> **TO DO**: From the listing below, pull out every line where the string "skulle" appears.

> **DATASET CONTENT**:
- - - - -

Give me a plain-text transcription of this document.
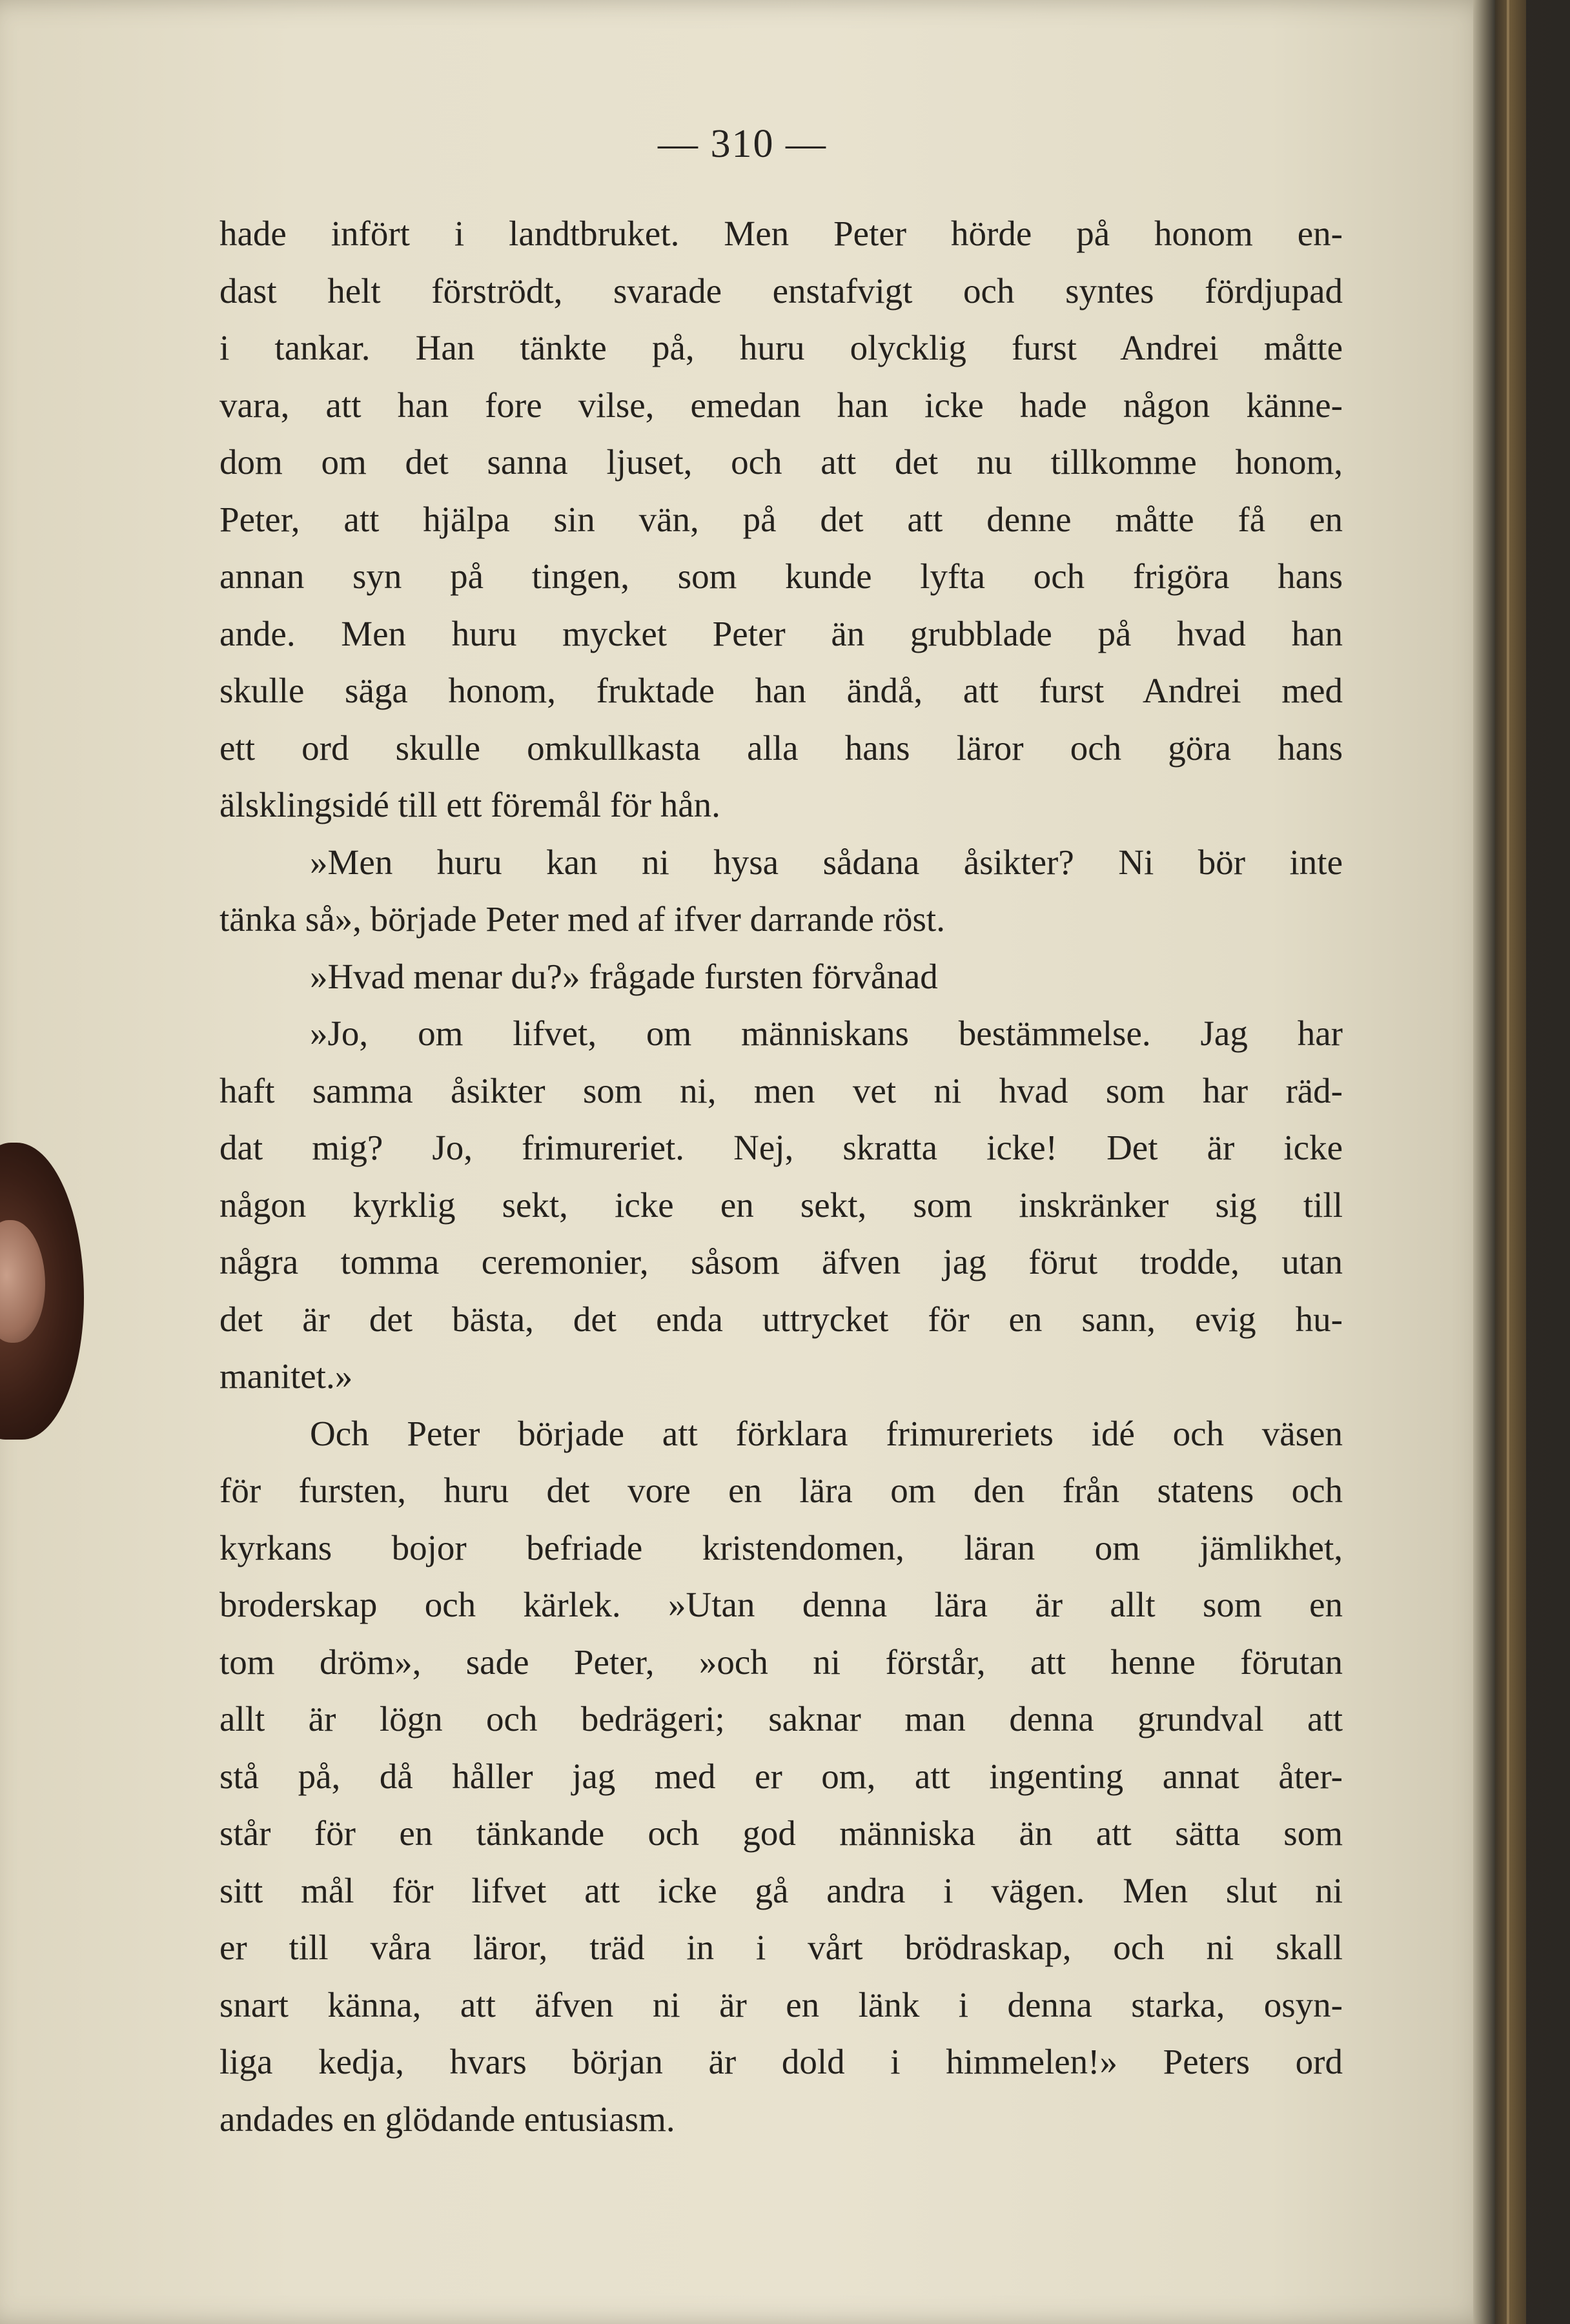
— 310 —
hade infört i landtbruket. Men Peter hörde på honom en-
dast helt förströdt, svarade enstafvigt och syntes fördjupad
i tankar. Han tänkte på, huru olycklig furst Andrei måtte
vara, att han fore vilse, emedan han icke hade någon känne-
dom om det sanna ljuset, och att det nu tillkomme honom,
Peter, att hjälpa sin vän, på det att denne måtte få en
annan syn på tingen, som kunde lyfta och frigöra hans
ande. Men huru mycket Peter än grubblade på hvad han
skulle säga honom, fruktade han ändå, att furst Andrei med
ett ord skulle omkullkasta alla hans läror och göra hans
älsklingsidé till ett föremål för hån.
»Men huru kan ni hysa sådana åsikter? Ni bör inte
tänka så», började Peter med af ifver darrande röst.
»Hvad menar du?» frågade fursten förvånad
»Jo, om lifvet, om människans bestämmelse. Jag har
haft samma åsikter som ni, men vet ni hvad som har räd-
dat mig? Jo, frimureriet. Nej, skratta icke! Det är icke
någon kyrklig sekt, icke en sekt, som inskränker sig till
några tomma ceremonier, såsom äfven jag förut trodde, utan
det är det bästa, det enda uttrycket för en sann, evig hu-
manitet.»
Och Peter började att förklara frimureriets idé och väsen
för fursten, huru det vore en lära om den från statens och
kyrkans bojor befriade kristendomen, läran om jämlikhet,
broderskap och kärlek. »Utan denna lära är allt som en
tom dröm», sade Peter, »och ni förstår, att henne förutan
allt är lögn och bedrägeri; saknar man denna grundval att
stå på, då håller jag med er om, att ingenting annat åter-
står för en tänkande och god människa än att sätta som
sitt mål för lifvet att icke gå andra i vägen. Men slut ni
er till våra läror, träd in i vårt brödraskap, och ni skall
snart känna, att äfven ni är en länk i denna starka, osyn-
liga kedja, hvars början är dold i himmelen!» Peters ord
andades en glödande entusiasm.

- - - - -

> **FULL RESPONSE**:
skulle säga honom, fruktade han ändå, att furst Andrei med
ett ord skulle omkullkasta alla hans läror och göra hans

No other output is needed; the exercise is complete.